• PROBLEM TO SOLVE
Print each line of the listing once more, precisely as given.

• RECORDS FOR THIS TASK
## Start

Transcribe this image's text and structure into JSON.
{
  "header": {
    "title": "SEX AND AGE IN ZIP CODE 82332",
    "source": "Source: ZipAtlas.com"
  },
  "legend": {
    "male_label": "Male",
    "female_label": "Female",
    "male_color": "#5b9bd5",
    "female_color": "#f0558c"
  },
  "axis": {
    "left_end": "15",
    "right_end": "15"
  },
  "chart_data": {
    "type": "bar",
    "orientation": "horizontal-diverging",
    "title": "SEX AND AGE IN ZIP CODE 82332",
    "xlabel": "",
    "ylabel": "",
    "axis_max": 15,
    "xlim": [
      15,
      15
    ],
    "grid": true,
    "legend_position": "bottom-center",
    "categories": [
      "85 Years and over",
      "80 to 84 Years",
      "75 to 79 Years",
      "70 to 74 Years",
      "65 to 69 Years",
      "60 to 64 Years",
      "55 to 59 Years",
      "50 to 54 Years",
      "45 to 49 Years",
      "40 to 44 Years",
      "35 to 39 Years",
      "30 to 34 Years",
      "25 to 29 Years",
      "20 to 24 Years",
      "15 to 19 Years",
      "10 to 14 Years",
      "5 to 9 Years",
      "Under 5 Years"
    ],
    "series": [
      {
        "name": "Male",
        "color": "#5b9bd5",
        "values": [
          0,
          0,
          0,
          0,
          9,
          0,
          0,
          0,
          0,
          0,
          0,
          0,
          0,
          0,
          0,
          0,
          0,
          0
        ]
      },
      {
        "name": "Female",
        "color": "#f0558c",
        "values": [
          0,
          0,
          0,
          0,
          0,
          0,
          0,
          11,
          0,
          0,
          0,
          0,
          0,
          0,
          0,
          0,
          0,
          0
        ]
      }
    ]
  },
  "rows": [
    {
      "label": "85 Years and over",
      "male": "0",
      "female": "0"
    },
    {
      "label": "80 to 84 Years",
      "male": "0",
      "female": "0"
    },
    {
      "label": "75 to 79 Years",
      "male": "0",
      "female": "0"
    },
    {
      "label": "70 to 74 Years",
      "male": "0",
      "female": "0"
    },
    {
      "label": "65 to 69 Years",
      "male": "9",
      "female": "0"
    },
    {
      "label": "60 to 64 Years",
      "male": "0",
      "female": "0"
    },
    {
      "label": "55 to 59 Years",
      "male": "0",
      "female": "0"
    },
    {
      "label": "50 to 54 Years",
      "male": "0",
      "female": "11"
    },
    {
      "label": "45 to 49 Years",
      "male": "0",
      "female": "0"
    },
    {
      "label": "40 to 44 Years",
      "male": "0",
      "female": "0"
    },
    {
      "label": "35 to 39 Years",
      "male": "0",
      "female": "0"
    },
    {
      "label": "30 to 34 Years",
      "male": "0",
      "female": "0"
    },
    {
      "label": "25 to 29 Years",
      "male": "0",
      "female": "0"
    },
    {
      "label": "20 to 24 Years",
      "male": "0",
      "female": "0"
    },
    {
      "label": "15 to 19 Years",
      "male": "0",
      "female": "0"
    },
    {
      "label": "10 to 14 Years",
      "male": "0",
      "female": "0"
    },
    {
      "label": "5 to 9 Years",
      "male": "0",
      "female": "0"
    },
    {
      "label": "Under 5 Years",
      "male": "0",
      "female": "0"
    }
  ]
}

## End

• WRITTEN SOLUTION
Transcribe this image's text and structure into JSON.
{
  "header": {
    "title": "SEX AND AGE IN ZIP CODE 82332",
    "source": "Source: ZipAtlas.com"
  },
  "legend": {
    "male_label": "Male",
    "female_label": "Female",
    "male_color": "#5b9bd5",
    "female_color": "#f0558c"
  },
  "axis": {
    "left_end": "15",
    "right_end": "15"
  },
  "chart_data": {
    "type": "bar",
    "orientation": "horizontal-diverging",
    "title": "SEX AND AGE IN ZIP CODE 82332",
    "xlabel": "",
    "ylabel": "",
    "axis_max": 15,
    "xlim": [
      15,
      15
    ],
    "grid": true,
    "legend_position": "bottom-center",
    "categories": [
      "85 Years and over",
      "80 to 84 Years",
      "75 to 79 Years",
      "70 to 74 Years",
      "65 to 69 Years",
      "60 to 64 Years",
      "55 to 59 Years",
      "50 to 54 Years",
      "45 to 49 Years",
      "40 to 44 Years",
      "35 to 39 Years",
      "30 to 34 Years",
      "25 to 29 Years",
      "20 to 24 Years",
      "15 to 19 Years",
      "10 to 14 Years",
      "5 to 9 Years",
      "Under 5 Years"
    ],
    "series": [
      {
        "name": "Male",
        "color": "#5b9bd5",
        "values": [
          0,
          0,
          0,
          0,
          9,
          0,
          0,
          0,
          0,
          0,
          0,
          0,
          0,
          0,
          0,
          0,
          0,
          0
        ]
      },
      {
        "name": "Female",
        "color": "#f0558c",
        "values": [
          0,
          0,
          0,
          0,
          0,
          0,
          0,
          11,
          0,
          0,
          0,
          0,
          0,
          0,
          0,
          0,
          0,
          0
        ]
      }
    ]
  },
  "rows": [
    {
      "label": "85 Years and over",
      "male": "0",
      "female": "0"
    },
    {
      "label": "80 to 84 Years",
      "male": "0",
      "female": "0"
    },
    {
      "label": "75 to 79 Years",
      "male": "0",
      "female": "0"
    },
    {
      "label": "70 to 74 Years",
      "male": "0",
      "female": "0"
    },
    {
      "label": "65 to 69 Years",
      "male": "9",
      "female": "0"
    },
    {
      "label": "60 to 64 Years",
      "male": "0",
      "female": "0"
    },
    {
      "label": "55 to 59 Years",
      "male": "0",
      "female": "0"
    },
    {
      "label": "50 to 54 Years",
      "male": "0",
      "female": "11"
    },
    {
      "label": "45 to 49 Years",
      "male": "0",
      "female": "0"
    },
    {
      "label": "40 to 44 Years",
      "male": "0",
      "female": "0"
    },
    {
      "label": "35 to 39 Years",
      "male": "0",
      "female": "0"
    },
    {
      "label": "30 to 34 Years",
      "male": "0",
      "female": "0"
    },
    {
      "label": "25 to 29 Years",
      "male": "0",
      "female": "0"
    },
    {
      "label": "20 to 24 Years",
      "male": "0",
      "female": "0"
    },
    {
      "label": "15 to 19 Years",
      "male": "0",
      "female": "0"
    },
    {
      "label": "10 to 14 Years",
      "male": "0",
      "female": "0"
    },
    {
      "label": "5 to 9 Years",
      "male": "0",
      "female": "0"
    },
    {
      "label": "Under 5 Years",
      "male": "0",
      "female": "0"
    }
  ]
}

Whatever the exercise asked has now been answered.